> **Problem to work on**
Find the lines with the string "value" and return them.

> **Recorded data**
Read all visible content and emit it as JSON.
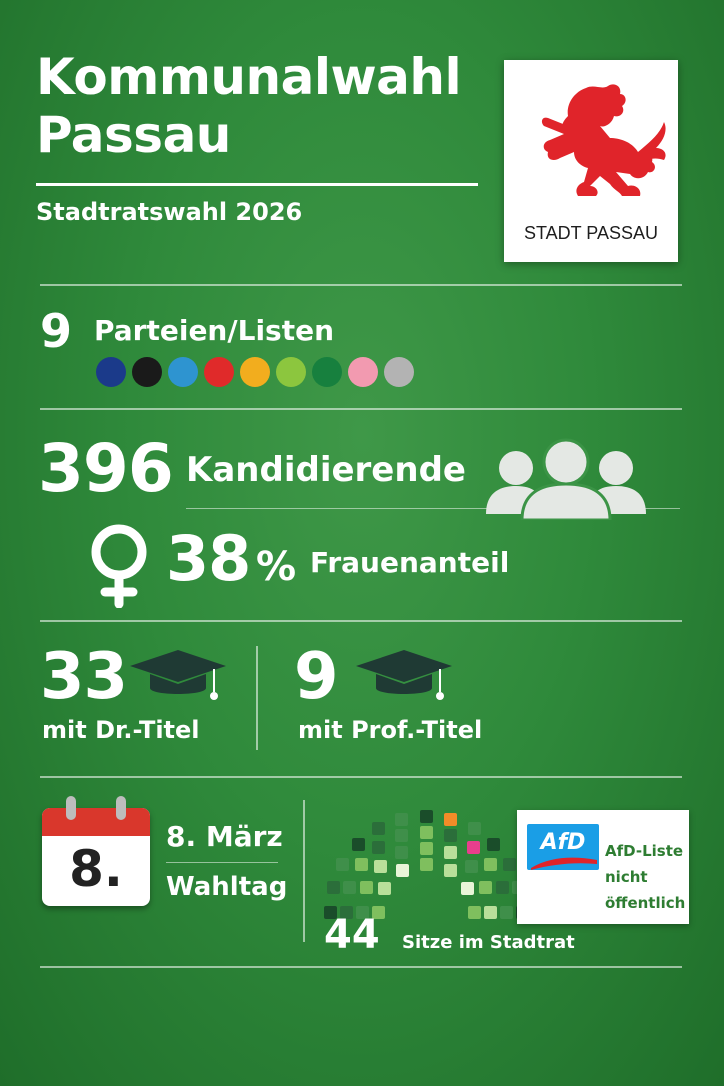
{
  "header": {
    "title_line1": "Kommunalwahl",
    "title_line2": "Passau",
    "subtitle": "Stadtratswahl 2026"
  },
  "logo": {
    "text": "STADT PASSAU",
    "icon": "red-lion-coat-of-arms"
  },
  "parties": {
    "count": "9",
    "label": "Parteien/Listen",
    "colors": [
      "#1b3a8a",
      "#1a1a1a",
      "#2e94d0",
      "#e02a2a",
      "#f2ad1e",
      "#8cc63e",
      "#17803e",
      "#f29ab0",
      "#b3b3b3"
    ]
  },
  "candidates": {
    "count": "396",
    "label": "Kandidierende",
    "icon": "people-group-icon"
  },
  "women": {
    "percent": "38",
    "unit": "%",
    "label": "Frauenanteil",
    "icon": "female-symbol-icon"
  },
  "dr": {
    "count": "33",
    "label": "mit Dr.-Titel",
    "icon": "graduation-cap-icon"
  },
  "prof": {
    "count": "9",
    "label": "mit Prof.-Titel",
    "icon": "graduation-cap-icon"
  },
  "election_day": {
    "calendar_day": "8.",
    "date": "8. März",
    "label": "Wahltag",
    "icon": "calendar-icon"
  },
  "seats": {
    "count": "44",
    "label": "Sitze im Stadtrat",
    "icon": "parliament-hemicycle-icon"
  },
  "afd": {
    "logo_text": "AfD",
    "note_line1": "AfD-Liste",
    "note_line2": "nicht",
    "note_line3": "öffentlich"
  },
  "colors": {
    "background": "#2f8a3b",
    "lion_red": "#e0242a",
    "cap_dark": "#1f3a34",
    "calendar_red": "#d9372c"
  }
}
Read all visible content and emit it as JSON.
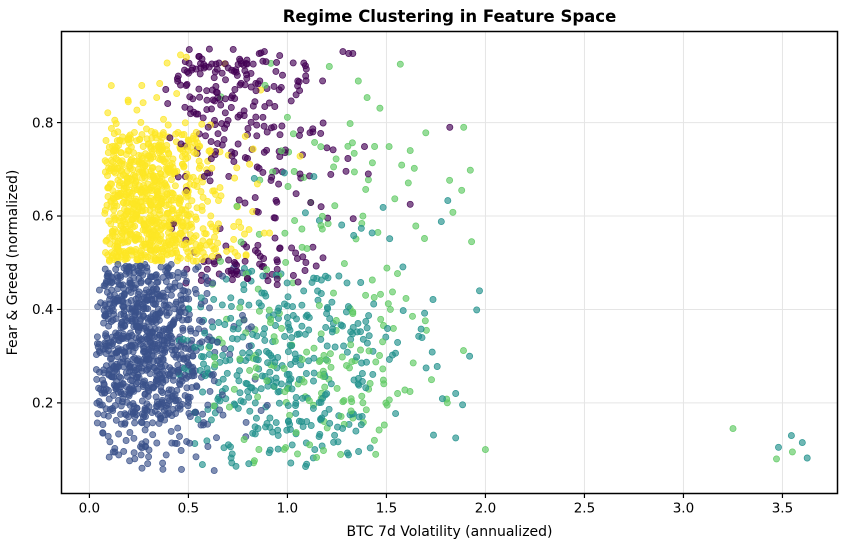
{
  "chart_data": {
    "type": "scatter",
    "title": "Regime Clustering in Feature Space",
    "xlabel": "BTC 7d Volatility (annualized)",
    "ylabel": "Fear & Greed (normalized)",
    "xlim": [
      -0.141,
      3.778
    ],
    "ylim": [
      0.006,
      0.995
    ],
    "xticks": [
      {
        "label": "0.0",
        "value": 0.0
      },
      {
        "label": "0.5",
        "value": 0.5
      },
      {
        "label": "1.0",
        "value": 1.0
      },
      {
        "label": "1.5",
        "value": 1.5
      },
      {
        "label": "2.0",
        "value": 2.0
      },
      {
        "label": "2.5",
        "value": 2.5
      },
      {
        "label": "3.0",
        "value": 3.0
      },
      {
        "label": "3.5",
        "value": 3.5
      }
    ],
    "yticks": [
      {
        "label": "0.2",
        "value": 0.2
      },
      {
        "label": "0.4",
        "value": 0.4
      },
      {
        "label": "0.6",
        "value": 0.6
      },
      {
        "label": "0.8",
        "value": 0.8
      }
    ],
    "grid": true,
    "grid_color": "#e5e5e5",
    "legend": "none",
    "colormap": "viridis",
    "marker": {
      "radius_px": 3.1,
      "fill_alpha": 0.65,
      "edge_alpha": 0.9
    },
    "seed": 7,
    "series": [
      {
        "name": "cluster-blue",
        "color": "#3b528b",
        "parts": [
          {
            "n": 500,
            "x": {
              "kind": "normal",
              "mu": 0.26,
              "sigma": 0.17,
              "lo": 0.035,
              "hi": 0.93
            },
            "y": {
              "kind": "uniform",
              "lo": 0.17,
              "hi": 0.497
            }
          },
          {
            "n": 380,
            "x": {
              "kind": "normal",
              "mu": 0.27,
              "sigma": 0.19,
              "lo": 0.035,
              "hi": 0.9
            },
            "y": {
              "kind": "normal",
              "mu": 0.27,
              "sigma": 0.12,
              "lo": 0.056,
              "hi": 0.497
            }
          }
        ],
        "points": [
          [
            0.63,
            0.055
          ],
          [
            0.12,
            0.095
          ]
        ]
      },
      {
        "name": "cluster-yellow",
        "color": "#fde725",
        "parts": [
          {
            "n": 500,
            "x": {
              "kind": "normal",
              "mu": 0.27,
              "sigma": 0.15,
              "lo": 0.075,
              "hi": 0.9
            },
            "y": {
              "kind": "uniform",
              "lo": 0.503,
              "hi": 0.78
            }
          },
          {
            "n": 310,
            "x": {
              "kind": "normal",
              "mu": 0.35,
              "sigma": 0.22,
              "lo": 0.08,
              "hi": 1.2
            },
            "y": {
              "kind": "absshift",
              "mu": 0.503,
              "sigma": 0.16,
              "lo": 0.503,
              "hi": 0.958
            }
          }
        ],
        "points": [
          [
            0.46,
            0.945
          ],
          [
            0.49,
            0.94
          ]
        ]
      },
      {
        "name": "cluster-purple",
        "color": "#440154",
        "parts": [
          {
            "n": 205,
            "x": {
              "kind": "normal",
              "mu": 0.7,
              "sigma": 0.2,
              "lo": 0.37,
              "hi": 1.33
            },
            "y": {
              "kind": "negabsshift",
              "mu": 0.96,
              "sigma": 0.17,
              "lo": 0.455,
              "hi": 0.958
            }
          },
          {
            "n": 58,
            "x": {
              "kind": "normal",
              "mu": 0.78,
              "sigma": 0.24,
              "lo": 0.42,
              "hi": 1.3
            },
            "y": {
              "kind": "normal",
              "mu": 0.49,
              "sigma": 0.028,
              "lo": 0.452,
              "hi": 0.56
            }
          },
          {
            "n": 30,
            "x": {
              "kind": "normal",
              "mu": 1.05,
              "sigma": 0.18,
              "lo": 0.5,
              "hi": 1.44
            },
            "y": {
              "kind": "normal",
              "mu": 0.7,
              "sigma": 0.12,
              "lo": 0.5,
              "hi": 0.9
            }
          }
        ],
        "points": [
          [
            1.82,
            0.79
          ],
          [
            1.62,
            0.625
          ],
          [
            1.28,
            0.952
          ],
          [
            1.33,
            0.948
          ],
          [
            1.17,
            0.62
          ]
        ]
      },
      {
        "name": "cluster-teal",
        "color": "#21918c",
        "parts": [
          {
            "n": 355,
            "x": {
              "kind": "normal",
              "mu": 0.98,
              "sigma": 0.34,
              "lo": 0.44,
              "hi": 2.02
            },
            "y": {
              "kind": "normal",
              "mu": 0.275,
              "sigma": 0.115,
              "lo": 0.056,
              "hi": 0.499
            }
          },
          {
            "n": 12,
            "x": {
              "kind": "normal",
              "mu": 1.35,
              "sigma": 0.35,
              "lo": 0.75,
              "hi": 1.95
            },
            "y": {
              "kind": "normal",
              "mu": 0.57,
              "sigma": 0.07,
              "lo": 0.5,
              "hi": 0.74
            }
          }
        ],
        "points": [
          [
            3.48,
            0.105
          ],
          [
            3.545,
            0.13
          ],
          [
            3.6,
            0.115
          ],
          [
            3.625,
            0.082
          ],
          [
            1.85,
            0.125
          ],
          [
            1.97,
            0.44
          ],
          [
            1.81,
            0.633
          ],
          [
            1.85,
            0.22
          ],
          [
            1.92,
            0.3
          ]
        ]
      },
      {
        "name": "cluster-green",
        "color": "#5ec962",
        "parts": [
          {
            "n": 150,
            "x": {
              "kind": "normal",
              "mu": 1.15,
              "sigma": 0.35,
              "lo": 0.6,
              "hi": 2.0
            },
            "y": {
              "kind": "normal",
              "mu": 0.3,
              "sigma": 0.13,
              "lo": 0.07,
              "hi": 0.52
            }
          },
          {
            "n": 58,
            "x": {
              "kind": "normal",
              "mu": 1.2,
              "sigma": 0.3,
              "lo": 0.65,
              "hi": 1.98
            },
            "y": {
              "kind": "normal",
              "mu": 0.7,
              "sigma": 0.14,
              "lo": 0.52,
              "hi": 0.95
            }
          }
        ],
        "points": [
          [
            3.25,
            0.145
          ],
          [
            3.47,
            0.08
          ],
          [
            3.55,
            0.095
          ],
          [
            1.57,
            0.925
          ],
          [
            1.89,
            0.79
          ],
          [
            1.88,
            0.655
          ],
          [
            1.93,
            0.545
          ],
          [
            2.0,
            0.1
          ],
          [
            1.62,
            0.74
          ],
          [
            1.52,
            0.4
          ]
        ]
      }
    ]
  }
}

> **Written response**
        "value": 0.0
        "value": 0.5
        "value": 1.0
        "value": 1.5
        "value": 2.0
        "value": 2.5
        "value": 3.0
        "value": 3.5
        "value": 0.2
        "value": 0.4
        "value": 0.6
        "value": 0.8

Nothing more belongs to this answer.